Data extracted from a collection
# # # #
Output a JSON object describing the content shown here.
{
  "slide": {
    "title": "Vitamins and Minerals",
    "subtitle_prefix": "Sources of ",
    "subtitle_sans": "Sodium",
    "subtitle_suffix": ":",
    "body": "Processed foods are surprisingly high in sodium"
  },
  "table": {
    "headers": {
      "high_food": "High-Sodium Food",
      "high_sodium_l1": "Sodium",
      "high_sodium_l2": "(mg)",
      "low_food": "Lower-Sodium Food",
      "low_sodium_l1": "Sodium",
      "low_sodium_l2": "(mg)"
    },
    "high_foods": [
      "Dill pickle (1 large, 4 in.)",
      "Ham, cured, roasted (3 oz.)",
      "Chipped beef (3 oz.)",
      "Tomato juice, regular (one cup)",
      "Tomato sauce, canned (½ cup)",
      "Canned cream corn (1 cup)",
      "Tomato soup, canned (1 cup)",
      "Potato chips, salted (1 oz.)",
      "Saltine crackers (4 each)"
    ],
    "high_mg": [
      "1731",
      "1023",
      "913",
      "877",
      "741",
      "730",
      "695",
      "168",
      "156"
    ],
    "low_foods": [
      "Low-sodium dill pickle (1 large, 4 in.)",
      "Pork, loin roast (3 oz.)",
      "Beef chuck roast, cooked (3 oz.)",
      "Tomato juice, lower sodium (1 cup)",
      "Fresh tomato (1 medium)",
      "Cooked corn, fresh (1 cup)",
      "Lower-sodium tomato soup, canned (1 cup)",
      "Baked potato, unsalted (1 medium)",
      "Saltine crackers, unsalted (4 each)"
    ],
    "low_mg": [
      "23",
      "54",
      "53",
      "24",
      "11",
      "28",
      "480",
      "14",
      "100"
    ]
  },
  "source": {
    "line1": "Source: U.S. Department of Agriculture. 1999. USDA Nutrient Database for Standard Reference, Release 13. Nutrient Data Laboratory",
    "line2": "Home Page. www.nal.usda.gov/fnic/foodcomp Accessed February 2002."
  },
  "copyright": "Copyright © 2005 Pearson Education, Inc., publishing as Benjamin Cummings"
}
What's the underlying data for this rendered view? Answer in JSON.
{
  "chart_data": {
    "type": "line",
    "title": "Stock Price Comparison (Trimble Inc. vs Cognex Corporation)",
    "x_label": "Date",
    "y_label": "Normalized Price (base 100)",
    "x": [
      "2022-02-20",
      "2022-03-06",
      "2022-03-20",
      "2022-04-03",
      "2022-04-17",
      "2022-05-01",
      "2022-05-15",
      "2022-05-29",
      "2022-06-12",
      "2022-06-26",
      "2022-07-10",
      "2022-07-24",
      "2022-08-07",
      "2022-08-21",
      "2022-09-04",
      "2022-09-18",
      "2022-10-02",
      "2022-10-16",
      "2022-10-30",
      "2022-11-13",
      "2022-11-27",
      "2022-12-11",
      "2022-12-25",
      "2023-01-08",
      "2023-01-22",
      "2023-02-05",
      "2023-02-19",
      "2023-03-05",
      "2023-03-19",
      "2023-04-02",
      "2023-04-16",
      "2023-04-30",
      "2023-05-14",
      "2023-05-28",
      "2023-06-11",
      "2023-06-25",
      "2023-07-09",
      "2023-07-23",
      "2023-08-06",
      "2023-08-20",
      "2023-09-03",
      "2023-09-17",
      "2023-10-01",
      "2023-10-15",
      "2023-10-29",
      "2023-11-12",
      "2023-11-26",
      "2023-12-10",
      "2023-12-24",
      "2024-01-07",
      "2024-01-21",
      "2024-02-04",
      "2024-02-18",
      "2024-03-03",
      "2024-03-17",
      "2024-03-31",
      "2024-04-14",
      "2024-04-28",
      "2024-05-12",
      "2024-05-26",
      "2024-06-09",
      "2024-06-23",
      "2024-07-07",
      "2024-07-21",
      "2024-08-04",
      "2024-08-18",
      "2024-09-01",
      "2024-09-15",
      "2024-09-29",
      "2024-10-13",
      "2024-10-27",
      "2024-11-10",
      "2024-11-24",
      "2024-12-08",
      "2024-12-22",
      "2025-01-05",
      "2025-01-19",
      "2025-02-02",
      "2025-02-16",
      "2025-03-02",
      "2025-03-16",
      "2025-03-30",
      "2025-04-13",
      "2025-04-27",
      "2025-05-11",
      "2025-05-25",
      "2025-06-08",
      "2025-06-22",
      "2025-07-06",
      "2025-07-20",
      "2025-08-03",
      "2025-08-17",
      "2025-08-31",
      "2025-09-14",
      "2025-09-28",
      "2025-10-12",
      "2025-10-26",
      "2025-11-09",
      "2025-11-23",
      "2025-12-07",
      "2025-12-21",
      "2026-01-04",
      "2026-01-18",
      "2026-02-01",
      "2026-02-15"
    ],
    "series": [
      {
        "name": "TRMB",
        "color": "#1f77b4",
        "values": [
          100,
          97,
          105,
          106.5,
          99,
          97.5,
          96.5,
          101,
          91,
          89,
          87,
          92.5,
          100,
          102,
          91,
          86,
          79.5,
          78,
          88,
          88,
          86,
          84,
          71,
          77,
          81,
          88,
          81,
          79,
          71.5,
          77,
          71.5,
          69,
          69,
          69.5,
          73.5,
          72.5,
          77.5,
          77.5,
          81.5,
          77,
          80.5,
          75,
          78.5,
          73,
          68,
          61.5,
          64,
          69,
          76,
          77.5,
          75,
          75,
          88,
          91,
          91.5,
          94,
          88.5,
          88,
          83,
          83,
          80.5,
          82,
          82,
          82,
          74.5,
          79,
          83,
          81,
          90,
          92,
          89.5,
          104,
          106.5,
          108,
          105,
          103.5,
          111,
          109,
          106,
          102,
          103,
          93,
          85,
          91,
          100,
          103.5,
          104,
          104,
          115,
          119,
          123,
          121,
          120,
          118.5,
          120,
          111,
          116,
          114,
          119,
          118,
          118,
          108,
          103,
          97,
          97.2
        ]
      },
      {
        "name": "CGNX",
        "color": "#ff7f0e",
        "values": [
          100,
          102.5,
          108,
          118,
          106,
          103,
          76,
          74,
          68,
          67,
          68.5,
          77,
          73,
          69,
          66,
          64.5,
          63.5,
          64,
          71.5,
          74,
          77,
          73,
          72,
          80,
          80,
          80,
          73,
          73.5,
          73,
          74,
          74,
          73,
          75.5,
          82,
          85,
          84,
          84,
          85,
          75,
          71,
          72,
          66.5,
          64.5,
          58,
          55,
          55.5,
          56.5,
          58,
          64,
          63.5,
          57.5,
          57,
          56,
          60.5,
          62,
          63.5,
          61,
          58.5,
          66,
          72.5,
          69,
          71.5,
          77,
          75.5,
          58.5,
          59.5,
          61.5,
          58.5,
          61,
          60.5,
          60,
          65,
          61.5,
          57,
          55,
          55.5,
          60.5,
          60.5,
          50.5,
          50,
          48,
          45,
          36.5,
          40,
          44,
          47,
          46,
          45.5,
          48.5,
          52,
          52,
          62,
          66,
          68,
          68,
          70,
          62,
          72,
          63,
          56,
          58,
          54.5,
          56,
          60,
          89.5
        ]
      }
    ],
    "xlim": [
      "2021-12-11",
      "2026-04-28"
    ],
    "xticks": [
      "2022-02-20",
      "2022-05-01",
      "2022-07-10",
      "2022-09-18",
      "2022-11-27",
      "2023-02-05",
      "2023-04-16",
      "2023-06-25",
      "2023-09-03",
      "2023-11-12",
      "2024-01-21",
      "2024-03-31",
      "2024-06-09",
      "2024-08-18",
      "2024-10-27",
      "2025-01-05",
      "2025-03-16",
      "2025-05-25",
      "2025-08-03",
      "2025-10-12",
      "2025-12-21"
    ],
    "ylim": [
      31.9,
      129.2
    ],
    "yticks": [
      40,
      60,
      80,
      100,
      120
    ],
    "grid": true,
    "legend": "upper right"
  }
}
# # # #
-- What the task requires --
Reproduce each entry above exactly, keeping every word.

-- Problem solution --
Output a JSON object describing the content shown here.
{
  "slide": {
    "title": "Vitamins and Minerals",
    "subtitle_prefix": "Sources of ",
    "subtitle_sans": "Sodium",
    "subtitle_suffix": ":",
    "body": "Processed foods are surprisingly high in sodium"
  },
  "table": {
    "headers": {
      "high_food": "High-Sodium Food",
      "high_sodium_l1": "Sodium",
      "high_sodium_l2": "(mg)",
      "low_food": "Lower-Sodium Food",
      "low_sodium_l1": "Sodium",
      "low_sodium_l2": "(mg)"
    },
    "high_foods": [
      "Dill pickle (1 large, 4 in.)",
      "Ham, cured, roasted (3 oz.)",
      "Chipped beef (3 oz.)",
      "Tomato juice, regular (one cup)",
      "Tomato sauce, canned (½ cup)",
      "Canned cream corn (1 cup)",
      "Tomato soup, canned (1 cup)",
      "Potato chips, salted (1 oz.)",
      "Saltine crackers (4 each)"
    ],
    "high_mg": [
      "1731",
      "1023",
      "913",
      "877",
      "741",
      "730",
      "695",
      "168",
      "156"
    ],
    "low_foods": [
      "Low-sodium dill pickle (1 large, 4 in.)",
      "Pork, loin roast (3 oz.)",
      "Beef chuck roast, cooked (3 oz.)",
      "Tomato juice, lower sodium (1 cup)",
      "Fresh tomato (1 medium)",
      "Cooked corn, fresh (1 cup)",
      "Lower-sodium tomato soup, canned (1 cup)",
      "Baked potato, unsalted (1 medium)",
      "Saltine crackers, unsalted (4 each)"
    ],
    "low_mg": [
      "23",
      "54",
      "53",
      "24",
      "11",
      "28",
      "480",
      "14",
      "100"
    ]
  },
  "source": {
    "line1": "Source: U.S. Department of Agriculture. 1999. USDA Nutrient Database for Standard Reference, Release 13. Nutrient Data Laboratory",
    "line2": "Home Page. www.nal.usda.gov/fnic/foodcomp Accessed February 2002."
  },
  "copyright": "Copyright © 2005 Pearson Education, Inc., publishing as Benjamin Cummings"
}
What's the underlying data for this rendered view? Answer in JSON.
{
  "chart_data": {
    "type": "line",
    "title": "Stock Price Comparison (Trimble Inc. vs Cognex Corporation)",
    "x_label": "Date",
    "y_label": "Normalized Price (base 100)",
    "x": [
      "2022-02-20",
      "2022-03-06",
      "2022-03-20",
      "2022-04-03",
      "2022-04-17",
      "2022-05-01",
      "2022-05-15",
      "2022-05-29",
      "2022-06-12",
      "2022-06-26",
      "2022-07-10",
      "2022-07-24",
      "2022-08-07",
      "2022-08-21",
      "2022-09-04",
      "2022-09-18",
      "2022-10-02",
      "2022-10-16",
      "2022-10-30",
      "2022-11-13",
      "2022-11-27",
      "2022-12-11",
      "2022-12-25",
      "2023-01-08",
      "2023-01-22",
      "2023-02-05",
      "2023-02-19",
      "2023-03-05",
      "2023-03-19",
      "2023-04-02",
      "2023-04-16",
      "2023-04-30",
      "2023-05-14",
      "2023-05-28",
      "2023-06-11",
      "2023-06-25",
      "2023-07-09",
      "2023-07-23",
      "2023-08-06",
      "2023-08-20",
      "2023-09-03",
      "2023-09-17",
      "2023-10-01",
      "2023-10-15",
      "2023-10-29",
      "2023-11-12",
      "2023-11-26",
      "2023-12-10",
      "2023-12-24",
      "2024-01-07",
      "2024-01-21",
      "2024-02-04",
      "2024-02-18",
      "2024-03-03",
      "2024-03-17",
      "2024-03-31",
      "2024-04-14",
      "2024-04-28",
      "2024-05-12",
      "2024-05-26",
      "2024-06-09",
      "2024-06-23",
      "2024-07-07",
      "2024-07-21",
      "2024-08-04",
      "2024-08-18",
      "2024-09-01",
      "2024-09-15",
      "2024-09-29",
      "2024-10-13",
      "2024-10-27",
      "2024-11-10",
      "2024-11-24",
      "2024-12-08",
      "2024-12-22",
      "2025-01-05",
      "2025-01-19",
      "2025-02-02",
      "2025-02-16",
      "2025-03-02",
      "2025-03-16",
      "2025-03-30",
      "2025-04-13",
      "2025-04-27",
      "2025-05-11",
      "2025-05-25",
      "2025-06-08",
      "2025-06-22",
      "2025-07-06",
      "2025-07-20",
      "2025-08-03",
      "2025-08-17",
      "2025-08-31",
      "2025-09-14",
      "2025-09-28",
      "2025-10-12",
      "2025-10-26",
      "2025-11-09",
      "2025-11-23",
      "2025-12-07",
      "2025-12-21",
      "2026-01-04",
      "2026-01-18",
      "2026-02-01",
      "2026-02-15"
    ],
    "series": [
      {
        "name": "TRMB",
        "color": "#1f77b4",
        "values": [
          100,
          97,
          105,
          106.5,
          99,
          97.5,
          96.5,
          101,
          91,
          89,
          87,
          92.5,
          100,
          102,
          91,
          86,
          79.5,
          78,
          88,
          88,
          86,
          84,
          71,
          77,
          81,
          88,
          81,
          79,
          71.5,
          77,
          71.5,
          69,
          69,
          69.5,
          73.5,
          72.5,
          77.5,
          77.5,
          81.5,
          77,
          80.5,
          75,
          78.5,
          73,
          68,
          61.5,
          64,
          69,
          76,
          77.5,
          75,
          75,
          88,
          91,
          91.5,
          94,
          88.5,
          88,
          83,
          83,
          80.5,
          82,
          82,
          82,
          74.5,
          79,
          83,
          81,
          90,
          92,
          89.5,
          104,
          106.5,
          108,
          105,
          103.5,
          111,
          109,
          106,
          102,
          103,
          93,
          85,
          91,
          100,
          103.5,
          104,
          104,
          115,
          119,
          123,
          121,
          120,
          118.5,
          120,
          111,
          116,
          114,
          119,
          118,
          118,
          108,
          103,
          97,
          97.2
        ]
      },
      {
        "name": "CGNX",
        "color": "#ff7f0e",
        "values": [
          100,
          102.5,
          108,
          118,
          106,
          103,
          76,
          74,
          68,
          67,
          68.5,
          77,
          73,
          69,
          66,
          64.5,
          63.5,
          64,
          71.5,
          74,
          77,
          73,
          72,
          80,
          80,
          80,
          73,
          73.5,
          73,
          74,
          74,
          73,
          75.5,
          82,
          85,
          84,
          84,
          85,
          75,
          71,
          72,
          66.5,
          64.5,
          58,
          55,
          55.5,
          56.5,
          58,
          64,
          63.5,
          57.5,
          57,
          56,
          60.5,
          62,
          63.5,
          61,
          58.5,
          66,
          72.5,
          69,
          71.5,
          77,
          75.5,
          58.5,
          59.5,
          61.5,
          58.5,
          61,
          60.5,
          60,
          65,
          61.5,
          57,
          55,
          55.5,
          60.5,
          60.5,
          50.5,
          50,
          48,
          45,
          36.5,
          40,
          44,
          47,
          46,
          45.5,
          48.5,
          52,
          52,
          62,
          66,
          68,
          68,
          70,
          62,
          72,
          63,
          56,
          58,
          54.5,
          56,
          60,
          89.5
        ]
      }
    ],
    "xlim": [
      "2021-12-11",
      "2026-04-28"
    ],
    "xticks": [
      "2022-02-20",
      "2022-05-01",
      "2022-07-10",
      "2022-09-18",
      "2022-11-27",
      "2023-02-05",
      "2023-04-16",
      "2023-06-25",
      "2023-09-03",
      "2023-11-12",
      "2024-01-21",
      "2024-03-31",
      "2024-06-09",
      "2024-08-18",
      "2024-10-27",
      "2025-01-05",
      "2025-03-16",
      "2025-05-25",
      "2025-08-03",
      "2025-10-12",
      "2025-12-21"
    ],
    "ylim": [
      31.9,
      129.2
    ],
    "yticks": [
      40,
      60,
      80,
      100,
      120
    ],
    "grid": true,
    "legend": "upper right"
  }
}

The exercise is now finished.